— Directions —
Quote the listing in full, exactly as given, minus any pictures.
▼▼▼
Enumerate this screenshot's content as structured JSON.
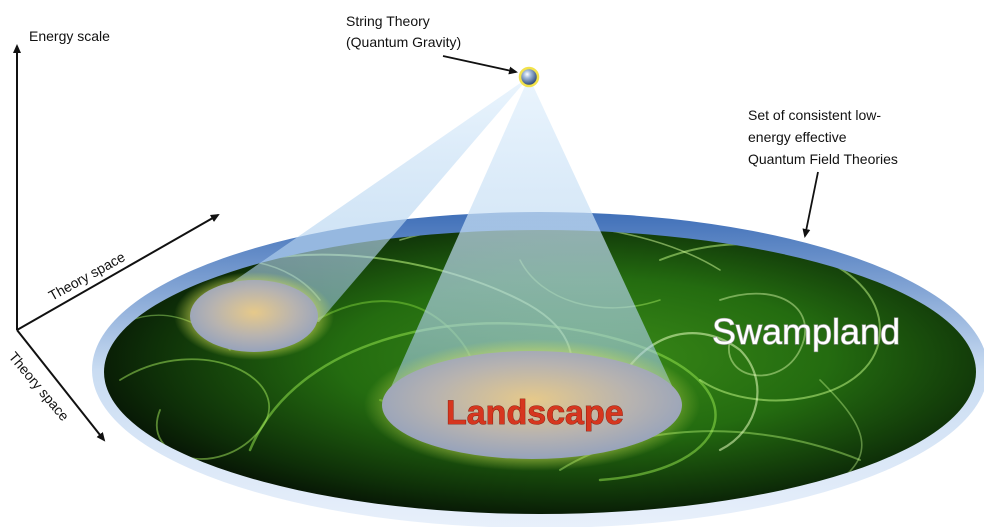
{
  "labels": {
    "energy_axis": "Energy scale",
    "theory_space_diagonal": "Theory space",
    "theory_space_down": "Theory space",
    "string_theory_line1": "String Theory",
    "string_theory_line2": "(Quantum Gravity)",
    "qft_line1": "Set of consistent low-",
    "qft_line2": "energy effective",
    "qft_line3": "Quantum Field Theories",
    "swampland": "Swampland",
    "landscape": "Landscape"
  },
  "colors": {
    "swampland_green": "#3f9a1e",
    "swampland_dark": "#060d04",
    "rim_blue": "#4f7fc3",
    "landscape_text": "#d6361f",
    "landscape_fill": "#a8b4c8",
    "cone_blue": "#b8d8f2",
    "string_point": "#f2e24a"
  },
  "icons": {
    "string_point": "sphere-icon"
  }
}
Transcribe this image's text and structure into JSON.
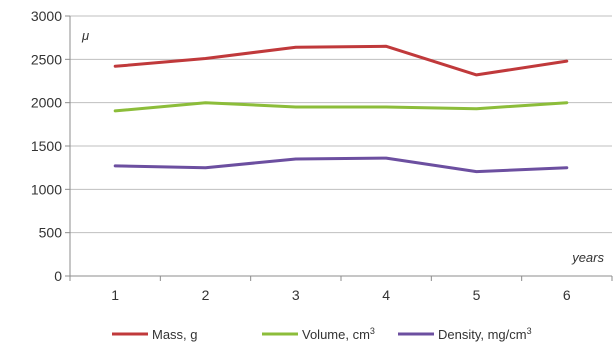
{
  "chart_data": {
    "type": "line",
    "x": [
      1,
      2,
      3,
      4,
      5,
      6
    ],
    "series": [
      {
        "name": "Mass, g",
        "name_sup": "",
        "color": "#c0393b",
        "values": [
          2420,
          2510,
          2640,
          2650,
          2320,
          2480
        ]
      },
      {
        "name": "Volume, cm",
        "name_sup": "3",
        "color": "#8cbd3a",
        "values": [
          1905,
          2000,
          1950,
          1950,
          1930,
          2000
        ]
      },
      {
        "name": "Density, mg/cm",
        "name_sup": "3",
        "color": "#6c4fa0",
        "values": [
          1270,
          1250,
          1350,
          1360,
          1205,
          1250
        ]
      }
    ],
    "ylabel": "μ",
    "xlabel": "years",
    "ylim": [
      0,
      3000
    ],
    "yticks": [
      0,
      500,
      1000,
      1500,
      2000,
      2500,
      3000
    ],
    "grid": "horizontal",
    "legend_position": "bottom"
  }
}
▲▲▲
— Correct response —
Enumerate this screenshot's content as structured JSON.
{
  "labels": {
    "energy_axis": "Energy scale",
    "theory_space_diagonal": "Theory space",
    "theory_space_down": "Theory space",
    "string_theory_line1": "String Theory",
    "string_theory_line2": "(Quantum Gravity)",
    "qft_line1": "Set of consistent low-",
    "qft_line2": "energy effective",
    "qft_line3": "Quantum Field Theories",
    "swampland": "Swampland",
    "landscape": "Landscape"
  },
  "colors": {
    "swampland_green": "#3f9a1e",
    "swampland_dark": "#060d04",
    "rim_blue": "#4f7fc3",
    "landscape_text": "#d6361f",
    "landscape_fill": "#a8b4c8",
    "cone_blue": "#b8d8f2",
    "string_point": "#f2e24a"
  },
  "icons": {
    "string_point": "sphere-icon"
  }
}
Transcribe this image's text and structure into JSON.
{
  "chart_data": {
    "type": "line",
    "x": [
      1,
      2,
      3,
      4,
      5,
      6
    ],
    "series": [
      {
        "name": "Mass, g",
        "name_sup": "",
        "color": "#c0393b",
        "values": [
          2420,
          2510,
          2640,
          2650,
          2320,
          2480
        ]
      },
      {
        "name": "Volume, cm",
        "name_sup": "3",
        "color": "#8cbd3a",
        "values": [
          1905,
          2000,
          1950,
          1950,
          1930,
          2000
        ]
      },
      {
        "name": "Density, mg/cm",
        "name_sup": "3",
        "color": "#6c4fa0",
        "values": [
          1270,
          1250,
          1350,
          1360,
          1205,
          1250
        ]
      }
    ],
    "ylabel": "μ",
    "xlabel": "years",
    "ylim": [
      0,
      3000
    ],
    "yticks": [
      0,
      500,
      1000,
      1500,
      2000,
      2500,
      3000
    ],
    "grid": "horizontal",
    "legend_position": "bottom"
  }
}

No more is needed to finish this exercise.